**WHAT IS EXPECTED:**
Only the lines from the one containing "Read this page and output its text content." to the end of the entries should be written out, each exactly as it stands, both ends included.

╭─ DATA FOR THE TASK

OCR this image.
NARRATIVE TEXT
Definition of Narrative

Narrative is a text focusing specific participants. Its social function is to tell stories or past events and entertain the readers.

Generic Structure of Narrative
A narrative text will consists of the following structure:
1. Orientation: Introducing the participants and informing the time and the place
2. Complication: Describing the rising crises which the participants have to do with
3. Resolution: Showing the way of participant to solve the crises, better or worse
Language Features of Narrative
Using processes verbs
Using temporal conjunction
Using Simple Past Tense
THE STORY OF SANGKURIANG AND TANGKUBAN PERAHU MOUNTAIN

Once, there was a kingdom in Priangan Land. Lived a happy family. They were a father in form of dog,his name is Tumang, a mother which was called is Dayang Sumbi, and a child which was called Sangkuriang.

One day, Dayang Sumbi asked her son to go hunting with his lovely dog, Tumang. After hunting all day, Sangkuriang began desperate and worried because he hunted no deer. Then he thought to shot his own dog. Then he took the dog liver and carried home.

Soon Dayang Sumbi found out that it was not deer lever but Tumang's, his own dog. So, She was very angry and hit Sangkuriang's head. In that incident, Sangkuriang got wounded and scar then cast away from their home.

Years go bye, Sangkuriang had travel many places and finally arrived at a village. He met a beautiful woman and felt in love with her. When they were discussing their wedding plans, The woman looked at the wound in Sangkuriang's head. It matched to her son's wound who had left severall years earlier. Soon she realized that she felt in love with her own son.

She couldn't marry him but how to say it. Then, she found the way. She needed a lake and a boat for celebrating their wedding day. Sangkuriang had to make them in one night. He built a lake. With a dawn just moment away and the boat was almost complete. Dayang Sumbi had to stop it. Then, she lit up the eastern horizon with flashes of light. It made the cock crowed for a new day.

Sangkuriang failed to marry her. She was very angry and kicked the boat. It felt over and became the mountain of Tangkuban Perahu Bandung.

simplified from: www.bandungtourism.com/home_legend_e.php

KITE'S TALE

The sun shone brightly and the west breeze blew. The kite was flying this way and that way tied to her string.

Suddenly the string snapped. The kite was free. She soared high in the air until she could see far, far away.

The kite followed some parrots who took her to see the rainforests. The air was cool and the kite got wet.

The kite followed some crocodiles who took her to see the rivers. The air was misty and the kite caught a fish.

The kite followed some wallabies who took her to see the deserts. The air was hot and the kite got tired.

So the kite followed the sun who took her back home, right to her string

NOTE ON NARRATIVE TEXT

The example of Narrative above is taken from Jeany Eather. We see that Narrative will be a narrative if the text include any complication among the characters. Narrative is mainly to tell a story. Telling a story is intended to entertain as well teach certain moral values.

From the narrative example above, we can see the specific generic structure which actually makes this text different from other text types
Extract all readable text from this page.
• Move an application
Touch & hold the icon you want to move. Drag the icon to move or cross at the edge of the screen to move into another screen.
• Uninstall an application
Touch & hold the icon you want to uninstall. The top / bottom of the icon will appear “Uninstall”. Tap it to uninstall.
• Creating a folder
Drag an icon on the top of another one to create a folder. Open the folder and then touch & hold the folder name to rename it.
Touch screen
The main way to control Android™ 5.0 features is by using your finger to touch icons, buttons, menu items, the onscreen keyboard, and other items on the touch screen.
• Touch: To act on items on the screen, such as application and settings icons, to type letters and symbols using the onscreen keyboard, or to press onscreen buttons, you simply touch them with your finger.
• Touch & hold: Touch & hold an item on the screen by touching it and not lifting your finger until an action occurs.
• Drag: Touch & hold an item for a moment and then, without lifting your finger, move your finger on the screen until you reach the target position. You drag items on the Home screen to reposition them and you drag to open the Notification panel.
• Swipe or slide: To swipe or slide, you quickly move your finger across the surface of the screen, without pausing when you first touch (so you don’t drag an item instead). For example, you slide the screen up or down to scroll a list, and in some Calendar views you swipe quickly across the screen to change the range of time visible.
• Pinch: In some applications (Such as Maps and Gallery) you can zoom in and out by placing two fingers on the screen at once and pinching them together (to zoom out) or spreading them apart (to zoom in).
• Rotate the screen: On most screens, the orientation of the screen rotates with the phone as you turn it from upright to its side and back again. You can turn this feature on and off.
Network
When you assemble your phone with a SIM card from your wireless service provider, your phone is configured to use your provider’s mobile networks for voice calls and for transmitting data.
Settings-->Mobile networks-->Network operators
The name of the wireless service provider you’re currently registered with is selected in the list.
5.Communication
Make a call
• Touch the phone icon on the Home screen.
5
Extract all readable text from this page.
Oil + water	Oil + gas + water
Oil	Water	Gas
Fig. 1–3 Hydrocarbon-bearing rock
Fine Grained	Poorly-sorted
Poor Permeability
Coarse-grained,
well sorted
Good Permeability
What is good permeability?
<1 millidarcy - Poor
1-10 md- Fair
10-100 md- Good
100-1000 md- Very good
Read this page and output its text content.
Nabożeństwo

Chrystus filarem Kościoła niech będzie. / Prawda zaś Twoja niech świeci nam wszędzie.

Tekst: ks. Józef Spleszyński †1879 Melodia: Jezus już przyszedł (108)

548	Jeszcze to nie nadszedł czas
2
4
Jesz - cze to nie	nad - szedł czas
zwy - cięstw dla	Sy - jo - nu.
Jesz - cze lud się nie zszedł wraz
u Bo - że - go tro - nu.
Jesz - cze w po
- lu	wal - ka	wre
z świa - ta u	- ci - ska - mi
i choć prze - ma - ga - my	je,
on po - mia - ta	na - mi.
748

╰─

**RESPONSE TO THIS EXERCISE:**
Read this page and output its text content.
Nabożeństwo

Chrystus filarem Kościoła niech będzie. / Prawda zaś Twoja niech świeci nam wszędzie.

Tekst: ks. Józef Spleszyński †1879 Melodia: Jezus już przyszedł (108)

548	Jeszcze to nie nadszedł czas
2
4
Jesz - cze to nie	nad - szedł czas
zwy - cięstw dla	Sy - jo - nu.
Jesz - cze lud się nie zszedł wraz
u Bo - że - go tro - nu.
Jesz - cze w po
- lu	wal - ka	wre
z świa - ta u	- ci - ska - mi
i choć prze - ma - ga - my	je,
on po - mia - ta	na - mi.
748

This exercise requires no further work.